* _The request_
Reproduce the material exactly, omitting nothing.

++++

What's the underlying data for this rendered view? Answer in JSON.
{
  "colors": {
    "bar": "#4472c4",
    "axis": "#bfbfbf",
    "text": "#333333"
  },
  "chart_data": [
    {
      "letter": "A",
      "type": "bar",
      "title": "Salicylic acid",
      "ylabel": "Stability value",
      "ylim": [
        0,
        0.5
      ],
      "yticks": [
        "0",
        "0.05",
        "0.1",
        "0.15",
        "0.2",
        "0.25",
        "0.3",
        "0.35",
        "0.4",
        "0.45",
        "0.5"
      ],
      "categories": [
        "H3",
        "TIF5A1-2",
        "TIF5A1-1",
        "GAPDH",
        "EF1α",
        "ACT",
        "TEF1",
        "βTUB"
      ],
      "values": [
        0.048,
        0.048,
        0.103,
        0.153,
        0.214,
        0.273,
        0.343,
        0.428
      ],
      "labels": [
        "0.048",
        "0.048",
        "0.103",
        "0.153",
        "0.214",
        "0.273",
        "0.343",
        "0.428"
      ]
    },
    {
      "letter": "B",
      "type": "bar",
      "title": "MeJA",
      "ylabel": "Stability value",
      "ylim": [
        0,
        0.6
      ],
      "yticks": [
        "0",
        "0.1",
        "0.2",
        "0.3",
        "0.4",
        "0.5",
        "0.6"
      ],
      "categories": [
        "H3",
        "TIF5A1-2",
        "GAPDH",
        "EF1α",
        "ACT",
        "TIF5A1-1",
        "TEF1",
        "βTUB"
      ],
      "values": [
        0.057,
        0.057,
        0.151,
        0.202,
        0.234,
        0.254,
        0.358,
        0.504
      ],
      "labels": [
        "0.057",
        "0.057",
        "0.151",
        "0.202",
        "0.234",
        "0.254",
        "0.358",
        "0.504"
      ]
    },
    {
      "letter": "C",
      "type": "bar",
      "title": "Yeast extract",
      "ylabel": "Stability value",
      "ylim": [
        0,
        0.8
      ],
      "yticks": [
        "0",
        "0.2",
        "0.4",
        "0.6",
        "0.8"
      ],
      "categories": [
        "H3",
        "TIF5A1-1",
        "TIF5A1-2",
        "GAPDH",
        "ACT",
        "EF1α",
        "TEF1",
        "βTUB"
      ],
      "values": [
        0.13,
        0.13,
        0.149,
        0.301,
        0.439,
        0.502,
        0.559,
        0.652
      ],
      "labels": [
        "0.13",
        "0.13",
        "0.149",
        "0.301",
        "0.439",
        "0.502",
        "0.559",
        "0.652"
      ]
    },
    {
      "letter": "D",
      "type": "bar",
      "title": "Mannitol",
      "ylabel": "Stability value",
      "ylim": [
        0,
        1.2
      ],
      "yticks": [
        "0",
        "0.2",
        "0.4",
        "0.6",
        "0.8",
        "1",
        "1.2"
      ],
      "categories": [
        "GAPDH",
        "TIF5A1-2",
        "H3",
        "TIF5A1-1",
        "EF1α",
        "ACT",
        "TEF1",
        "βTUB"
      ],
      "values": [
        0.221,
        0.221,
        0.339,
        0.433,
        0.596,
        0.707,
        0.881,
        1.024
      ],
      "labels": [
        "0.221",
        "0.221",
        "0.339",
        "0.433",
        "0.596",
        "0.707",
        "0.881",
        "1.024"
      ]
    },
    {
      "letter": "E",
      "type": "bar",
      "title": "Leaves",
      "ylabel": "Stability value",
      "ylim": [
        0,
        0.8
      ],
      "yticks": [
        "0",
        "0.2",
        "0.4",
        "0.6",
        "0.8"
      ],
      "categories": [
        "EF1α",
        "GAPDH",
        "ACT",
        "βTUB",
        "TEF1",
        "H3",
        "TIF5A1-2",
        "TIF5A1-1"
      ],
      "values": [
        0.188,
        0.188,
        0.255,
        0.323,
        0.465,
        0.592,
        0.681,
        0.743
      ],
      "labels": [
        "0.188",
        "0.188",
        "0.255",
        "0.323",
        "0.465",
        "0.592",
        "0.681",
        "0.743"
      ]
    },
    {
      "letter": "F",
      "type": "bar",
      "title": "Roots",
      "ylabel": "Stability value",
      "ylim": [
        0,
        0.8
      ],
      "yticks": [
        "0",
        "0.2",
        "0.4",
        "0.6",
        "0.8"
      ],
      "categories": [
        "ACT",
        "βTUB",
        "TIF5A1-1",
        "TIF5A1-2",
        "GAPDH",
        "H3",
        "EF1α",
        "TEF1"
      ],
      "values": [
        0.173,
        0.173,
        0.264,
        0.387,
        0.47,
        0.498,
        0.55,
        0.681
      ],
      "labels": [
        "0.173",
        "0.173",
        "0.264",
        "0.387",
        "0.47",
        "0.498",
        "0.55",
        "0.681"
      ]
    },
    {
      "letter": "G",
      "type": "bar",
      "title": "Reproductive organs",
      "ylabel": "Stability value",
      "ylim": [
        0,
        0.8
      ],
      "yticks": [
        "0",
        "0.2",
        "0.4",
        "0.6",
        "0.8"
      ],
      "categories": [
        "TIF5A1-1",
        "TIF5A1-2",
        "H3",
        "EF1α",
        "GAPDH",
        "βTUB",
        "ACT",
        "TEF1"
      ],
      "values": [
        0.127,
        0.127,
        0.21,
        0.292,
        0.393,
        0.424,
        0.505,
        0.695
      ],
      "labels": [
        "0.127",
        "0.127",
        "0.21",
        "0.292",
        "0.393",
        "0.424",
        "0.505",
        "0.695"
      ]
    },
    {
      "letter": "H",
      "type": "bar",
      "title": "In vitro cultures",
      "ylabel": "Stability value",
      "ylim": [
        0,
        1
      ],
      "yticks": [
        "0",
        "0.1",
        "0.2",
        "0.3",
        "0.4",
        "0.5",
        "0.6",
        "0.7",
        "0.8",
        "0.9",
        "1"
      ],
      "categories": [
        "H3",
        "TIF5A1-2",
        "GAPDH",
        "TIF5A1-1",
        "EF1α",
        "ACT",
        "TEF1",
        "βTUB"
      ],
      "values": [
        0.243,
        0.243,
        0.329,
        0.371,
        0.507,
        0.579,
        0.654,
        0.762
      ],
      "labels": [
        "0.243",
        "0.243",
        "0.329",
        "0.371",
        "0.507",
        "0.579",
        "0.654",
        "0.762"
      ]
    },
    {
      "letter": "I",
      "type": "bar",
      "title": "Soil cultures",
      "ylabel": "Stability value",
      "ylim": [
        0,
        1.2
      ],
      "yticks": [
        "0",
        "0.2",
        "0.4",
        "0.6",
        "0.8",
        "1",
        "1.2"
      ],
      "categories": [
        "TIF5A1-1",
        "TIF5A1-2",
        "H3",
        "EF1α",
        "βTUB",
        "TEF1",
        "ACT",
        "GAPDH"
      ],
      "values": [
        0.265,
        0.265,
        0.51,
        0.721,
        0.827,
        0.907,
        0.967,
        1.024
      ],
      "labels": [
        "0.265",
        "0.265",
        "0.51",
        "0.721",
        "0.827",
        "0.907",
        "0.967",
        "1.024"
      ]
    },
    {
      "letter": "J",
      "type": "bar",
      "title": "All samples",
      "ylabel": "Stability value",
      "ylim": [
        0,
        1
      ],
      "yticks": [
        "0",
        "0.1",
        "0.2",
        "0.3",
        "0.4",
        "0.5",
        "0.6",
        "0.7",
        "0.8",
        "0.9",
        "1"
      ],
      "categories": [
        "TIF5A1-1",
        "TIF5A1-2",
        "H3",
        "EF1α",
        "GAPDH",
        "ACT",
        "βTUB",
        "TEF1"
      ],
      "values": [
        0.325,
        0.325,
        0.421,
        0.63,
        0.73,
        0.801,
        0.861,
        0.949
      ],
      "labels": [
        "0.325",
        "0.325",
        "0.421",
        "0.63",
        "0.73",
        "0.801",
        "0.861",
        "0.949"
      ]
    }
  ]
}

++++

* _Task output_
What's the underlying data for this rendered view? Answer in JSON.
{
  "colors": {
    "bar": "#4472c4",
    "axis": "#bfbfbf",
    "text": "#333333"
  },
  "chart_data": [
    {
      "letter": "A",
      "type": "bar",
      "title": "Salicylic acid",
      "ylabel": "Stability value",
      "ylim": [
        0,
        0.5
      ],
      "yticks": [
        "0",
        "0.05",
        "0.1",
        "0.15",
        "0.2",
        "0.25",
        "0.3",
        "0.35",
        "0.4",
        "0.45",
        "0.5"
      ],
      "categories": [
        "H3",
        "TIF5A1-2",
        "TIF5A1-1",
        "GAPDH",
        "EF1α",
        "ACT",
        "TEF1",
        "βTUB"
      ],
      "values": [
        0.048,
        0.048,
        0.103,
        0.153,
        0.214,
        0.273,
        0.343,
        0.428
      ],
      "labels": [
        "0.048",
        "0.048",
        "0.103",
        "0.153",
        "0.214",
        "0.273",
        "0.343",
        "0.428"
      ]
    },
    {
      "letter": "B",
      "type": "bar",
      "title": "MeJA",
      "ylabel": "Stability value",
      "ylim": [
        0,
        0.6
      ],
      "yticks": [
        "0",
        "0.1",
        "0.2",
        "0.3",
        "0.4",
        "0.5",
        "0.6"
      ],
      "categories": [
        "H3",
        "TIF5A1-2",
        "GAPDH",
        "EF1α",
        "ACT",
        "TIF5A1-1",
        "TEF1",
        "βTUB"
      ],
      "values": [
        0.057,
        0.057,
        0.151,
        0.202,
        0.234,
        0.254,
        0.358,
        0.504
      ],
      "labels": [
        "0.057",
        "0.057",
        "0.151",
        "0.202",
        "0.234",
        "0.254",
        "0.358",
        "0.504"
      ]
    },
    {
      "letter": "C",
      "type": "bar",
      "title": "Yeast extract",
      "ylabel": "Stability value",
      "ylim": [
        0,
        0.8
      ],
      "yticks": [
        "0",
        "0.2",
        "0.4",
        "0.6",
        "0.8"
      ],
      "categories": [
        "H3",
        "TIF5A1-1",
        "TIF5A1-2",
        "GAPDH",
        "ACT",
        "EF1α",
        "TEF1",
        "βTUB"
      ],
      "values": [
        0.13,
        0.13,
        0.149,
        0.301,
        0.439,
        0.502,
        0.559,
        0.652
      ],
      "labels": [
        "0.13",
        "0.13",
        "0.149",
        "0.301",
        "0.439",
        "0.502",
        "0.559",
        "0.652"
      ]
    },
    {
      "letter": "D",
      "type": "bar",
      "title": "Mannitol",
      "ylabel": "Stability value",
      "ylim": [
        0,
        1.2
      ],
      "yticks": [
        "0",
        "0.2",
        "0.4",
        "0.6",
        "0.8",
        "1",
        "1.2"
      ],
      "categories": [
        "GAPDH",
        "TIF5A1-2",
        "H3",
        "TIF5A1-1",
        "EF1α",
        "ACT",
        "TEF1",
        "βTUB"
      ],
      "values": [
        0.221,
        0.221,
        0.339,
        0.433,
        0.596,
        0.707,
        0.881,
        1.024
      ],
      "labels": [
        "0.221",
        "0.221",
        "0.339",
        "0.433",
        "0.596",
        "0.707",
        "0.881",
        "1.024"
      ]
    },
    {
      "letter": "E",
      "type": "bar",
      "title": "Leaves",
      "ylabel": "Stability value",
      "ylim": [
        0,
        0.8
      ],
      "yticks": [
        "0",
        "0.2",
        "0.4",
        "0.6",
        "0.8"
      ],
      "categories": [
        "EF1α",
        "GAPDH",
        "ACT",
        "βTUB",
        "TEF1",
        "H3",
        "TIF5A1-2",
        "TIF5A1-1"
      ],
      "values": [
        0.188,
        0.188,
        0.255,
        0.323,
        0.465,
        0.592,
        0.681,
        0.743
      ],
      "labels": [
        "0.188",
        "0.188",
        "0.255",
        "0.323",
        "0.465",
        "0.592",
        "0.681",
        "0.743"
      ]
    },
    {
      "letter": "F",
      "type": "bar",
      "title": "Roots",
      "ylabel": "Stability value",
      "ylim": [
        0,
        0.8
      ],
      "yticks": [
        "0",
        "0.2",
        "0.4",
        "0.6",
        "0.8"
      ],
      "categories": [
        "ACT",
        "βTUB",
        "TIF5A1-1",
        "TIF5A1-2",
        "GAPDH",
        "H3",
        "EF1α",
        "TEF1"
      ],
      "values": [
        0.173,
        0.173,
        0.264,
        0.387,
        0.47,
        0.498,
        0.55,
        0.681
      ],
      "labels": [
        "0.173",
        "0.173",
        "0.264",
        "0.387",
        "0.47",
        "0.498",
        "0.55",
        "0.681"
      ]
    },
    {
      "letter": "G",
      "type": "bar",
      "title": "Reproductive organs",
      "ylabel": "Stability value",
      "ylim": [
        0,
        0.8
      ],
      "yticks": [
        "0",
        "0.2",
        "0.4",
        "0.6",
        "0.8"
      ],
      "categories": [
        "TIF5A1-1",
        "TIF5A1-2",
        "H3",
        "EF1α",
        "GAPDH",
        "βTUB",
        "ACT",
        "TEF1"
      ],
      "values": [
        0.127,
        0.127,
        0.21,
        0.292,
        0.393,
        0.424,
        0.505,
        0.695
      ],
      "labels": [
        "0.127",
        "0.127",
        "0.21",
        "0.292",
        "0.393",
        "0.424",
        "0.505",
        "0.695"
      ]
    },
    {
      "letter": "H",
      "type": "bar",
      "title": "In vitro cultures",
      "ylabel": "Stability value",
      "ylim": [
        0,
        1
      ],
      "yticks": [
        "0",
        "0.1",
        "0.2",
        "0.3",
        "0.4",
        "0.5",
        "0.6",
        "0.7",
        "0.8",
        "0.9",
        "1"
      ],
      "categories": [
        "H3",
        "TIF5A1-2",
        "GAPDH",
        "TIF5A1-1",
        "EF1α",
        "ACT",
        "TEF1",
        "βTUB"
      ],
      "values": [
        0.243,
        0.243,
        0.329,
        0.371,
        0.507,
        0.579,
        0.654,
        0.762
      ],
      "labels": [
        "0.243",
        "0.243",
        "0.329",
        "0.371",
        "0.507",
        "0.579",
        "0.654",
        "0.762"
      ]
    },
    {
      "letter": "I",
      "type": "bar",
      "title": "Soil cultures",
      "ylabel": "Stability value",
      "ylim": [
        0,
        1.2
      ],
      "yticks": [
        "0",
        "0.2",
        "0.4",
        "0.6",
        "0.8",
        "1",
        "1.2"
      ],
      "categories": [
        "TIF5A1-1",
        "TIF5A1-2",
        "H3",
        "EF1α",
        "βTUB",
        "TEF1",
        "ACT",
        "GAPDH"
      ],
      "values": [
        0.265,
        0.265,
        0.51,
        0.721,
        0.827,
        0.907,
        0.967,
        1.024
      ],
      "labels": [
        "0.265",
        "0.265",
        "0.51",
        "0.721",
        "0.827",
        "0.907",
        "0.967",
        "1.024"
      ]
    },
    {
      "letter": "J",
      "type": "bar",
      "title": "All samples",
      "ylabel": "Stability value",
      "ylim": [
        0,
        1
      ],
      "yticks": [
        "0",
        "0.1",
        "0.2",
        "0.3",
        "0.4",
        "0.5",
        "0.6",
        "0.7",
        "0.8",
        "0.9",
        "1"
      ],
      "categories": [
        "TIF5A1-1",
        "TIF5A1-2",
        "H3",
        "EF1α",
        "GAPDH",
        "ACT",
        "βTUB",
        "TEF1"
      ],
      "values": [
        0.325,
        0.325,
        0.421,
        0.63,
        0.73,
        0.801,
        0.861,
        0.949
      ],
      "labels": [
        "0.325",
        "0.325",
        "0.421",
        "0.63",
        "0.73",
        "0.801",
        "0.861",
        "0.949"
      ]
    }
  ]
}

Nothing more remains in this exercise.